** BEGIN SELECTED EXTRACT **

Pub Date: July 1st, 1990
ISBN: 1859980112
Publisher: Viking

Reminding us that a novel about society can be as ruthless in its exposure of vice and cruelty--as well as more endearing foibles--as the most outraged exposÉ, British novelist Wesley (Second Fiddle, Not That Sort of Girl) now offers a novel that is wise in its insights and witty in its cleareyed delineation of character and plot. Echoing both Elizabeth Bowen and Anthony Powell, Wesley marries Bowen's cool assessment of flawed characters with Powell's fast. paced dance through time. Characters meet, part, and meet again, and their children grow up and join in the dance. Ten-year-old Flora, the central character, the neglected child of parents obsessed with each other, is spending the year--1926--in Dinand in France before going off to school. The resort is filled with upper-class British families on holiday, but revolution is in the air as the Great Strike looms in England. Meanwhile, Flora is smitten with three young boys--the Dutch Baron Felix, and two school-friends, Cosmo and Hubert. Then Flora's parents return to India, and Flora spends seven miserable years in boarding school, relieved only by a visit to Cosmo's home, where most of the old Dinand gang has reassembled, and by a lunch with Felix. Instead of joining her parents in India when she finishes school, Flora jumps ship at Marseilles, and returns to England with Hubert. When Cosmo and Hubert fight over her, she flees and spends the next 30 years working in the country. As the years pass, Flora--still in love with all three--has occasion to make love with each man, but only one lives up to her childhood expectations. When she is nearly 50, Flora finally marries. Flora, remarkably composed and resilient, suffers all the large and petty cruelties people inflict on those they fear or find inconvenient. Wesley notes them all with a certain cool amusement--and wry pity. A rich and wonderfully satisyfing book.

** END SELECTED EXTRACT **
** BEGIN SUPPLIED INFORMATION **

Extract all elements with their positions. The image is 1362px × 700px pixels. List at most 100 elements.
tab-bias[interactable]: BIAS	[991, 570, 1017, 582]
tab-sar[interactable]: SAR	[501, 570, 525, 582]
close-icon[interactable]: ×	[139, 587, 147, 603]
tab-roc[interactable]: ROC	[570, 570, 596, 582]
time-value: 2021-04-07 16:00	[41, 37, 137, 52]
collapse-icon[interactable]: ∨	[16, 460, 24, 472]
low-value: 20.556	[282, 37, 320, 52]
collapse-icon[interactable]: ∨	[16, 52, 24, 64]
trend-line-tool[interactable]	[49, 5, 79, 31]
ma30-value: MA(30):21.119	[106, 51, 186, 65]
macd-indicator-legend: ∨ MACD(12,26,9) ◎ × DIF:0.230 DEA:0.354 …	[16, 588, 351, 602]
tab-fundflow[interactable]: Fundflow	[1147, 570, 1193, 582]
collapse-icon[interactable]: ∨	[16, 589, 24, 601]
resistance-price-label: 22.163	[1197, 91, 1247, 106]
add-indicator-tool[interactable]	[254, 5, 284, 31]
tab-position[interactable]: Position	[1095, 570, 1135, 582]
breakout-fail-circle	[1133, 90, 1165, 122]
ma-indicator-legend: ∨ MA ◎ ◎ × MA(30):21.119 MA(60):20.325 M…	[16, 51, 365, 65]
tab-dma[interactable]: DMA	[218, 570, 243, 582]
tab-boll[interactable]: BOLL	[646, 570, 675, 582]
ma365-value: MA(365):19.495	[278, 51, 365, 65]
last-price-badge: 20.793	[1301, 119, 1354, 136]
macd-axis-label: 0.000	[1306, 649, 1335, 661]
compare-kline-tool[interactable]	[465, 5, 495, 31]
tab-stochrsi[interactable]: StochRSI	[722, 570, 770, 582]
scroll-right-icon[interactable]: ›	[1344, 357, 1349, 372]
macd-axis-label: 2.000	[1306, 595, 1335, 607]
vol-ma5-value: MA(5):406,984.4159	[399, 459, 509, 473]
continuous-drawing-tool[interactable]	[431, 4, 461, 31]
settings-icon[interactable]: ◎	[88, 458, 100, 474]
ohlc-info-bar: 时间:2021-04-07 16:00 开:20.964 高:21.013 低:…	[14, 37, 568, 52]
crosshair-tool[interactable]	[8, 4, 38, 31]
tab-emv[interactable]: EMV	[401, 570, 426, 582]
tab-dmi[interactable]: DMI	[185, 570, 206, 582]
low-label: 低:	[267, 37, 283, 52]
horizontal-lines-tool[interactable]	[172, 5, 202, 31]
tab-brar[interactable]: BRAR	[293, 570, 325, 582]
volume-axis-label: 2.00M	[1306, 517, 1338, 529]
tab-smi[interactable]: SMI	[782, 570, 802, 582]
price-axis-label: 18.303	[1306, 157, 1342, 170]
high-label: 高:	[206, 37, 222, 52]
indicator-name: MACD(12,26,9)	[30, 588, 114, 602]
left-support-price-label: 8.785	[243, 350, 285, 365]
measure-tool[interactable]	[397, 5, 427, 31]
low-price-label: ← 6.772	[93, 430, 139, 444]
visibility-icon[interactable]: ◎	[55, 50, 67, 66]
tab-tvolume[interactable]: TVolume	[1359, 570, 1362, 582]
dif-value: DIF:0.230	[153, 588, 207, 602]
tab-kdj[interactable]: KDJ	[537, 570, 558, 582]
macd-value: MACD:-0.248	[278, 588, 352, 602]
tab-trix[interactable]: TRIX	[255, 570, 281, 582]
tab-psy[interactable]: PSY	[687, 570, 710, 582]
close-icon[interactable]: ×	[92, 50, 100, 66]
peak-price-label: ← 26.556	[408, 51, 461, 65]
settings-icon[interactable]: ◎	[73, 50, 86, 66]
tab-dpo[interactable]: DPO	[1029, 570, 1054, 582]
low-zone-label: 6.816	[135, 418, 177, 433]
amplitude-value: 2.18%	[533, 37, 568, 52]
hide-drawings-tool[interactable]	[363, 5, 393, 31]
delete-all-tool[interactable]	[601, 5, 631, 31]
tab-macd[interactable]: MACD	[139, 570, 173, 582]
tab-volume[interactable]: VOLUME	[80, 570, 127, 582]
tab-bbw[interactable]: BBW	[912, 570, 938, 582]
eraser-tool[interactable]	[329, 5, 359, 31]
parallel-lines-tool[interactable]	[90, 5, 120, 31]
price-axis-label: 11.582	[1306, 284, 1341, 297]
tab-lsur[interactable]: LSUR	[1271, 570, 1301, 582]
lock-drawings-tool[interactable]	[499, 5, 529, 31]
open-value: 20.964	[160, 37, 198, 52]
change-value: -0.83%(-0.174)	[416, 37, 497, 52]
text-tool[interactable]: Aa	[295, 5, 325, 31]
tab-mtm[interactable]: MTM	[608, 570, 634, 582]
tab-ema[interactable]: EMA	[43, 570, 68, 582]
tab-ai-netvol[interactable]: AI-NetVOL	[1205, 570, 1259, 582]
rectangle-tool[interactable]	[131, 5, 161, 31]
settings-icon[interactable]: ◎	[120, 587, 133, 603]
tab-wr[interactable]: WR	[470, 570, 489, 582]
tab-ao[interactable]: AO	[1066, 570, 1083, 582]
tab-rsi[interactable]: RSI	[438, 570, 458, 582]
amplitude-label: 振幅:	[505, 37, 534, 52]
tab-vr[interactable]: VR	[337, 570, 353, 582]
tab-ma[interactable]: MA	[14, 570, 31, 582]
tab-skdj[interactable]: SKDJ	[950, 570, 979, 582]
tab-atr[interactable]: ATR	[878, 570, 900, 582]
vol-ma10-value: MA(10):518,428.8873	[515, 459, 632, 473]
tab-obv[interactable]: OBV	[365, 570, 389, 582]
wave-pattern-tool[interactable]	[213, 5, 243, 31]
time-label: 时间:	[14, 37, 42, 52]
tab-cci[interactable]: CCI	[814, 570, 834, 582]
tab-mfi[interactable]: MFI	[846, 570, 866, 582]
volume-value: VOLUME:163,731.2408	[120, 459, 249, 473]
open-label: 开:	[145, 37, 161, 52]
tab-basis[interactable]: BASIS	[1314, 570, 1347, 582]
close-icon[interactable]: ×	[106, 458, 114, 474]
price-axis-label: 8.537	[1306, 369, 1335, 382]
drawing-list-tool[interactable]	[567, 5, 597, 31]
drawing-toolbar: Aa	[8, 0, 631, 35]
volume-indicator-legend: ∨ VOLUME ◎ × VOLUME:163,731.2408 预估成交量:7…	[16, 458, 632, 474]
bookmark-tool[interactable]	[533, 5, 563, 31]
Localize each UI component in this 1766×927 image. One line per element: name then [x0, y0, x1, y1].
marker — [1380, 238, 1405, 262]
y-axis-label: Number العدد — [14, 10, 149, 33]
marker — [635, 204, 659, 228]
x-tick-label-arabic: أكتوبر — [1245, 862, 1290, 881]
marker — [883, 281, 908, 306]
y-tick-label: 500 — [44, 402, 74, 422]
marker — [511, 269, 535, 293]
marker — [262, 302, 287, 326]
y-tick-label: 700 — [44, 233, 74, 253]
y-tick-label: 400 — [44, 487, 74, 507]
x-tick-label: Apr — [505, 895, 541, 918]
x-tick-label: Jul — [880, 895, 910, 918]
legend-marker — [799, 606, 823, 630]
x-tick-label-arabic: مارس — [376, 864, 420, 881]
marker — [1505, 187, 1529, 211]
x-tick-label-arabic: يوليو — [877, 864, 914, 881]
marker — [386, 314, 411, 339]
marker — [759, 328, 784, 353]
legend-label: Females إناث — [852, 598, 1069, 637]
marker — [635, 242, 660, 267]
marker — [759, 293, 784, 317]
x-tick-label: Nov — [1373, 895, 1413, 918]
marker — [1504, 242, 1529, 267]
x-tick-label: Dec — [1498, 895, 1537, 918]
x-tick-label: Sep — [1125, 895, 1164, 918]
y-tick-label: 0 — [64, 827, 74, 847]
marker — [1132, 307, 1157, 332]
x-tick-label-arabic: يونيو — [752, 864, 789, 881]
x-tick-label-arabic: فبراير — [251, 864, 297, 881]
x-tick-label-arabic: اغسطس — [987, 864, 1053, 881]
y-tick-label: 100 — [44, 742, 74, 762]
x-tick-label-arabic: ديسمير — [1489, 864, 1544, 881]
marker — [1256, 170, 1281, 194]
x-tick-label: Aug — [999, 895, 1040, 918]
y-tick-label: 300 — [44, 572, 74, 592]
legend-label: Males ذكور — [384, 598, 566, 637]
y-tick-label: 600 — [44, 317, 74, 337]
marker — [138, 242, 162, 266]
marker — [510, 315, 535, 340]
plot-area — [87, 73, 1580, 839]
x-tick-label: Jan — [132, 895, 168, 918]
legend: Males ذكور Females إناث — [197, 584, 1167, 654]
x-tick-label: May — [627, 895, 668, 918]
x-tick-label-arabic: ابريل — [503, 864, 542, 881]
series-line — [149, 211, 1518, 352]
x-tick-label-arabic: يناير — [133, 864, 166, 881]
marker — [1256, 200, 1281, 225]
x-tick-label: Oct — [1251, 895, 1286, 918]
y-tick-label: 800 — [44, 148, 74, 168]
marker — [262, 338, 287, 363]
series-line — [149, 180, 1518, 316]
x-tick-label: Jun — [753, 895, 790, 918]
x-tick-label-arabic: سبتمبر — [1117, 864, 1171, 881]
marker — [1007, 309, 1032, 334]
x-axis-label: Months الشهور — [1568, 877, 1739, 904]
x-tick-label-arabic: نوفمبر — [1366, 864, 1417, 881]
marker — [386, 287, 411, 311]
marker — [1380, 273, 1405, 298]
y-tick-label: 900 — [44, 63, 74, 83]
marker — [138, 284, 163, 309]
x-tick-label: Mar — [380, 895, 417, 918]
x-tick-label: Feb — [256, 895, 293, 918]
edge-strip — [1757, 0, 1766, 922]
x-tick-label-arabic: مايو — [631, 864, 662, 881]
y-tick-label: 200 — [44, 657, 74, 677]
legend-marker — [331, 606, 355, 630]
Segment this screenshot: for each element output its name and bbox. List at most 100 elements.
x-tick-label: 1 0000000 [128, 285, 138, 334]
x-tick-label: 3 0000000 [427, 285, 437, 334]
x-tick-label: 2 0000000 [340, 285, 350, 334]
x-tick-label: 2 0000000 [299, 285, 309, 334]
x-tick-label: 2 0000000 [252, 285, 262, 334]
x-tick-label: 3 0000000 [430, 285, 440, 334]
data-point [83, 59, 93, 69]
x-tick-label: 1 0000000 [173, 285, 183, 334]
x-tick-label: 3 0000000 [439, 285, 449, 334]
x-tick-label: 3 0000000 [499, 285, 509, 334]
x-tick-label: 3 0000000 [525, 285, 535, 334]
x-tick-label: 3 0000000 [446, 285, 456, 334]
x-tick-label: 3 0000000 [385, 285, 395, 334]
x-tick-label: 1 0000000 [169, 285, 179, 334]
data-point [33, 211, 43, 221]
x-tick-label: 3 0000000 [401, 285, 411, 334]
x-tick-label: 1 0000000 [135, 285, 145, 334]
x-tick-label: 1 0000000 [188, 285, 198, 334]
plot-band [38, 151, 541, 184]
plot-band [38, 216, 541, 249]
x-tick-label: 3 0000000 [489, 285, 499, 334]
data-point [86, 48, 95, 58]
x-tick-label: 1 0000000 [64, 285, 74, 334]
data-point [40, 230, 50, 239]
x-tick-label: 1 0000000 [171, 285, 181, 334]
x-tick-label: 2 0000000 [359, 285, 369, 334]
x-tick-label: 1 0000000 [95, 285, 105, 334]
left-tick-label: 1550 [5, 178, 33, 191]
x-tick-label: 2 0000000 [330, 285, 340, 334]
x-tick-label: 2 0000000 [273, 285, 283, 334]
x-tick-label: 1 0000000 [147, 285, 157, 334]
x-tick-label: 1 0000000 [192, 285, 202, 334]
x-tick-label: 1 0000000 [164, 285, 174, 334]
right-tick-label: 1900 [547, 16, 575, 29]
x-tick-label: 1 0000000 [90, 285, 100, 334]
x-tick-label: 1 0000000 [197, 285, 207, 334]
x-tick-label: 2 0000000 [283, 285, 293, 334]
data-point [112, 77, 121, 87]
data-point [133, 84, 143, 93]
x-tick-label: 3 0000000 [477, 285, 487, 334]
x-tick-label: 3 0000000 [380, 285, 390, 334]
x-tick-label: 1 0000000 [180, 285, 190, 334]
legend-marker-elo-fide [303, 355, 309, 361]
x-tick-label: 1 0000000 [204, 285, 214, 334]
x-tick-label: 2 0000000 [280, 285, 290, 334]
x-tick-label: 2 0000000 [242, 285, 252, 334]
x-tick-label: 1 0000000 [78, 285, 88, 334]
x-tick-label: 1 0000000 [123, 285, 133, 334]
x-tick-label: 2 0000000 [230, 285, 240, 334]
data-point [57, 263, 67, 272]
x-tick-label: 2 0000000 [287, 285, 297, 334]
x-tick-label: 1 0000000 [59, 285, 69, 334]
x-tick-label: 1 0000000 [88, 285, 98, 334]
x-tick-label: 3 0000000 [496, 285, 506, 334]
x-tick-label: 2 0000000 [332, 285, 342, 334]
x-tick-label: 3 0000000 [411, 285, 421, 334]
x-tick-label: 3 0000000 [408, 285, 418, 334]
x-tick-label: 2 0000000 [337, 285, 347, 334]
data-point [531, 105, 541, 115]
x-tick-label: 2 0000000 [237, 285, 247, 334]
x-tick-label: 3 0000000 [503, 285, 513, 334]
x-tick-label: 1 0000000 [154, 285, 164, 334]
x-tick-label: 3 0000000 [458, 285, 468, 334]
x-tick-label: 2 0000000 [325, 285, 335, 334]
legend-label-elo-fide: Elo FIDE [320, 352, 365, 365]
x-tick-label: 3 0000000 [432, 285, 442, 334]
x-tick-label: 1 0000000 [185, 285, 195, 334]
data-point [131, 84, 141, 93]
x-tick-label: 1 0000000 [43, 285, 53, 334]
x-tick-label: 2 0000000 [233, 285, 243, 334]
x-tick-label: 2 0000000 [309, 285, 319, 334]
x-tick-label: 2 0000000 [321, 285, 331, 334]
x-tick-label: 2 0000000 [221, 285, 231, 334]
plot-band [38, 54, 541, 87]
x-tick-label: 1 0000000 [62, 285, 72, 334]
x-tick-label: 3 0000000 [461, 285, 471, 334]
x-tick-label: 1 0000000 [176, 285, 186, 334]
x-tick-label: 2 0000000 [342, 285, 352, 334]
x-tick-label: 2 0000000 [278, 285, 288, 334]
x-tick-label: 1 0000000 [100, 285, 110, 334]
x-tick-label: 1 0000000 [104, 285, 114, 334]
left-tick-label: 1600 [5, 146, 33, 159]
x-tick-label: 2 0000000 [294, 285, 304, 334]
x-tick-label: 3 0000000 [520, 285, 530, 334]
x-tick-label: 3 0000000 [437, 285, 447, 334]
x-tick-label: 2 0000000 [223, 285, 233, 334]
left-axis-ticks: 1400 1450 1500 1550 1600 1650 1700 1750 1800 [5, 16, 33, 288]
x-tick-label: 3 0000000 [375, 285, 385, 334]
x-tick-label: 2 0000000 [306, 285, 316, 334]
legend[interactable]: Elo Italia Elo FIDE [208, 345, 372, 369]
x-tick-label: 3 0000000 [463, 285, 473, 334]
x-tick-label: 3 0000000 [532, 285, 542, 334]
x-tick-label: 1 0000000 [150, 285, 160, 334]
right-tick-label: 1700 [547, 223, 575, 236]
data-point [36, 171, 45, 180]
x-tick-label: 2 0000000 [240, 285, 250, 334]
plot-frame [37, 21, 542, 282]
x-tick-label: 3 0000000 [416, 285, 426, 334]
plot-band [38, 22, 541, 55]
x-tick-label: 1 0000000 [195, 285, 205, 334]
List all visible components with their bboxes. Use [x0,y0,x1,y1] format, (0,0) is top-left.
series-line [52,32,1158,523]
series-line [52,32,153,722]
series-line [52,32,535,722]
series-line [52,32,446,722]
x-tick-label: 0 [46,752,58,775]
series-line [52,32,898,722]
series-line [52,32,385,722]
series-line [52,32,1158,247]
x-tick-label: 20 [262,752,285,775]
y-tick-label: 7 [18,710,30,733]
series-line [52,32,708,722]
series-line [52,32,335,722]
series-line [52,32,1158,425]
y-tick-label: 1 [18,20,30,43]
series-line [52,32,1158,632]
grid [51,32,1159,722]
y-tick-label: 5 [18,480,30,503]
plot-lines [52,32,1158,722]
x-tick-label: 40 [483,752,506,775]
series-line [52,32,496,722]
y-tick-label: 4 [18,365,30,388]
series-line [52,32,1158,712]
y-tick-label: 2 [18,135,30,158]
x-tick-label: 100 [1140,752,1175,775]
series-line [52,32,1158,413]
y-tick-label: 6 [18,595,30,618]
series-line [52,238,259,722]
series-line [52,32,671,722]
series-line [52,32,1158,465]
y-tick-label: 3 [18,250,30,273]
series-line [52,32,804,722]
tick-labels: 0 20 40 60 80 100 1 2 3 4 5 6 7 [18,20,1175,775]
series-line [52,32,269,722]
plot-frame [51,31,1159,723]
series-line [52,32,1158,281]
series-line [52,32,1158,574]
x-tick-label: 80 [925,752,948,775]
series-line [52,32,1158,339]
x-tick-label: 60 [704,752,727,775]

** END SUPPLIED INFORMATION **

## TO BE DONE
Answer these questions using the book review above.
(a) Which publisher is listed for the book?
(b) In what year is Flora staying in Dinand?
(c) How many years does Flora spend in boarding school?

## ANSWER BELOW
(a) Viking
(b) 1926
(c) Seven